• [DATA IN THIS EXERCISE]
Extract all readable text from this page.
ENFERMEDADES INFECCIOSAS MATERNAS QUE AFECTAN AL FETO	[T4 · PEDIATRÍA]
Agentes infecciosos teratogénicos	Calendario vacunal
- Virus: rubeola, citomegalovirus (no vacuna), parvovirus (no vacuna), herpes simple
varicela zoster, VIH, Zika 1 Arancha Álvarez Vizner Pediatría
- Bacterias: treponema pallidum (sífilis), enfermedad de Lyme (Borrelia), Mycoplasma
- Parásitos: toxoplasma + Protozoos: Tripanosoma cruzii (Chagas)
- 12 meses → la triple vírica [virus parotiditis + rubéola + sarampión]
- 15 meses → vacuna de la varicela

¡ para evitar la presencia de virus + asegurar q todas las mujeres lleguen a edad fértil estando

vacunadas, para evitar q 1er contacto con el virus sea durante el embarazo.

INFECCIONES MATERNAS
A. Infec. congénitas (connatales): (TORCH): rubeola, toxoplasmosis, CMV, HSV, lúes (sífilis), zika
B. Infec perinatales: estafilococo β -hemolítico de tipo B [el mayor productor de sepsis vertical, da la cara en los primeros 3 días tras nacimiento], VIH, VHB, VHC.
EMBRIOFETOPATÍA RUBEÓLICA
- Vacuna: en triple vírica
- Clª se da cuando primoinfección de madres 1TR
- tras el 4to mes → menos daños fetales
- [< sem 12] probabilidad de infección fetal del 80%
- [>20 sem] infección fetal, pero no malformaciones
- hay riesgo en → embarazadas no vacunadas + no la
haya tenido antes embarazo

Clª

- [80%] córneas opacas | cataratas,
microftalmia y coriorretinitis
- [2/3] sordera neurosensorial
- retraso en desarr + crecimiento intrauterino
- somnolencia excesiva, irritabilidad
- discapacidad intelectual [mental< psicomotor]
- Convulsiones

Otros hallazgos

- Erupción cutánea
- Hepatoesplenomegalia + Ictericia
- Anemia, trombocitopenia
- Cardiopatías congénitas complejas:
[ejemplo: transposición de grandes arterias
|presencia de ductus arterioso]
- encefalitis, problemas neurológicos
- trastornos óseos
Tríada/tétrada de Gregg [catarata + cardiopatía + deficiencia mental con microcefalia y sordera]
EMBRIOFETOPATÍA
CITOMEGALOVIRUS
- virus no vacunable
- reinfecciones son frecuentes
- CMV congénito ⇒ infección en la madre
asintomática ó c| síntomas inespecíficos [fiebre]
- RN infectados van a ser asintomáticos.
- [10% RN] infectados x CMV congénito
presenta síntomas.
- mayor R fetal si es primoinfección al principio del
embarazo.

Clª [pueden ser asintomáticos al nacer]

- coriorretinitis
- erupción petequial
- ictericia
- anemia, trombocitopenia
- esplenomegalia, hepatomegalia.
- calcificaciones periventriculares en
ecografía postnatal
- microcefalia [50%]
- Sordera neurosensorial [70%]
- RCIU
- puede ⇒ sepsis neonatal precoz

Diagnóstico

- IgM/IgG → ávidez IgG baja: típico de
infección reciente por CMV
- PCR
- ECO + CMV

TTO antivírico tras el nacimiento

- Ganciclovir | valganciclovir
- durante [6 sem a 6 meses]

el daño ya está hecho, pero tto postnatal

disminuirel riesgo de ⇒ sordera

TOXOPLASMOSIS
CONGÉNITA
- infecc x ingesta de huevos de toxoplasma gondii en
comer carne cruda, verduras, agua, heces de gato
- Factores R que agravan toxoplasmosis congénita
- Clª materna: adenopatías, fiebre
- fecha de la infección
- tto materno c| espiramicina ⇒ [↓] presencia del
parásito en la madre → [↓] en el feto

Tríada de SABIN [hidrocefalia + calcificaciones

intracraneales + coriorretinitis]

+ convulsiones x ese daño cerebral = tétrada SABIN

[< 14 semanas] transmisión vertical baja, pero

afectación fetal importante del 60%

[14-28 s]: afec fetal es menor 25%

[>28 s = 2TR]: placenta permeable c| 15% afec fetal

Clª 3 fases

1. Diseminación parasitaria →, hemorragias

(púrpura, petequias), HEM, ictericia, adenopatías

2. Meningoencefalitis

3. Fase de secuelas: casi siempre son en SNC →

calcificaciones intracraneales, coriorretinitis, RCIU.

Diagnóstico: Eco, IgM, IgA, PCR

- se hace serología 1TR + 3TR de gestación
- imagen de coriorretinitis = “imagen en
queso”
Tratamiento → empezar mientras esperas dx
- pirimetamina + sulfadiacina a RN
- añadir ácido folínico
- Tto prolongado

• [WHAT TO WORK ON] Without changing anything, repeat every record above.

• [ANSWER TO THIS TASK]
Extract all readable text from this page.
ENFERMEDADES INFECCIOSAS MATERNAS QUE AFECTAN AL FETO	[T4 · PEDIATRÍA]
Agentes infecciosos teratogénicos	Calendario vacunal
- Virus: rubeola, citomegalovirus (no vacuna), parvovirus (no vacuna), herpes simple
varicela zoster, VIH, Zika 1 Arancha Álvarez Vizner Pediatría
- Bacterias: treponema pallidum (sífilis), enfermedad de Lyme (Borrelia), Mycoplasma
- Parásitos: toxoplasma + Protozoos: Tripanosoma cruzii (Chagas)
- 12 meses → la triple vírica [virus parotiditis + rubéola + sarampión]
- 15 meses → vacuna de la varicela

¡ para evitar la presencia de virus + asegurar q todas las mujeres lleguen a edad fértil estando

vacunadas, para evitar q 1er contacto con el virus sea durante el embarazo.

INFECCIONES MATERNAS
A. Infec. congénitas (connatales): (TORCH): rubeola, toxoplasmosis, CMV, HSV, lúes (sífilis), zika
B. Infec perinatales: estafilococo β -hemolítico de tipo B [el mayor productor de sepsis vertical, da la cara en los primeros 3 días tras nacimiento], VIH, VHB, VHC.
EMBRIOFETOPATÍA RUBEÓLICA
- Vacuna: en triple vírica
- Clª se da cuando primoinfección de madres 1TR
- tras el 4to mes → menos daños fetales
- [< sem 12] probabilidad de infección fetal del 80%
- [>20 sem] infección fetal, pero no malformaciones
- hay riesgo en → embarazadas no vacunadas + no la
haya tenido antes embarazo

Clª

- [80%] córneas opacas | cataratas,
microftalmia y coriorretinitis
- [2/3] sordera neurosensorial
- retraso en desarr + crecimiento intrauterino
- somnolencia excesiva, irritabilidad
- discapacidad intelectual [mental< psicomotor]
- Convulsiones

Otros hallazgos

- Erupción cutánea
- Hepatoesplenomegalia + Ictericia
- Anemia, trombocitopenia
- Cardiopatías congénitas complejas:
[ejemplo: transposición de grandes arterias
|presencia de ductus arterioso]
- encefalitis, problemas neurológicos
- trastornos óseos
Tríada/tétrada de Gregg [catarata + cardiopatía + deficiencia mental con microcefalia y sordera]
EMBRIOFETOPATÍA
CITOMEGALOVIRUS
- virus no vacunable
- reinfecciones son frecuentes
- CMV congénito ⇒ infección en la madre
asintomática ó c| síntomas inespecíficos [fiebre]
- RN infectados van a ser asintomáticos.
- [10% RN] infectados x CMV congénito
presenta síntomas.
- mayor R fetal si es primoinfección al principio del
embarazo.

Clª [pueden ser asintomáticos al nacer]

- coriorretinitis
- erupción petequial
- ictericia
- anemia, trombocitopenia
- esplenomegalia, hepatomegalia.
- calcificaciones periventriculares en
ecografía postnatal
- microcefalia [50%]
- Sordera neurosensorial [70%]
- RCIU
- puede ⇒ sepsis neonatal precoz

Diagnóstico

- IgM/IgG → ávidez IgG baja: típico de
infección reciente por CMV
- PCR
- ECO + CMV

TTO antivírico tras el nacimiento

- Ganciclovir | valganciclovir
- durante [6 sem a 6 meses]

el daño ya está hecho, pero tto postnatal

disminuirel riesgo de ⇒ sordera

TOXOPLASMOSIS
CONGÉNITA
- infecc x ingesta de huevos de toxoplasma gondii en
comer carne cruda, verduras, agua, heces de gato
- Factores R que agravan toxoplasmosis congénita
- Clª materna: adenopatías, fiebre
- fecha de la infección
- tto materno c| espiramicina ⇒ [↓] presencia del
parásito en la madre → [↓] en el feto

Tríada de SABIN [hidrocefalia + calcificaciones

intracraneales + coriorretinitis]

+ convulsiones x ese daño cerebral = tétrada SABIN

[< 14 semanas] transmisión vertical baja, pero

afectación fetal importante del 60%

[14-28 s]: afec fetal es menor 25%

[>28 s = 2TR]: placenta permeable c| 15% afec fetal

Clª 3 fases

1. Diseminación parasitaria →, hemorragias

(púrpura, petequias), HEM, ictericia, adenopatías

2. Meningoencefalitis

3. Fase de secuelas: casi siempre son en SNC →

calcificaciones intracraneales, coriorretinitis, RCIU.

Diagnóstico: Eco, IgM, IgA, PCR

- se hace serología 1TR + 3TR de gestación
- imagen de coriorretinitis = “imagen en
queso”
Tratamiento → empezar mientras esperas dx
- pirimetamina + sulfadiacina a RN
- añadir ácido folínico
- Tto prolongado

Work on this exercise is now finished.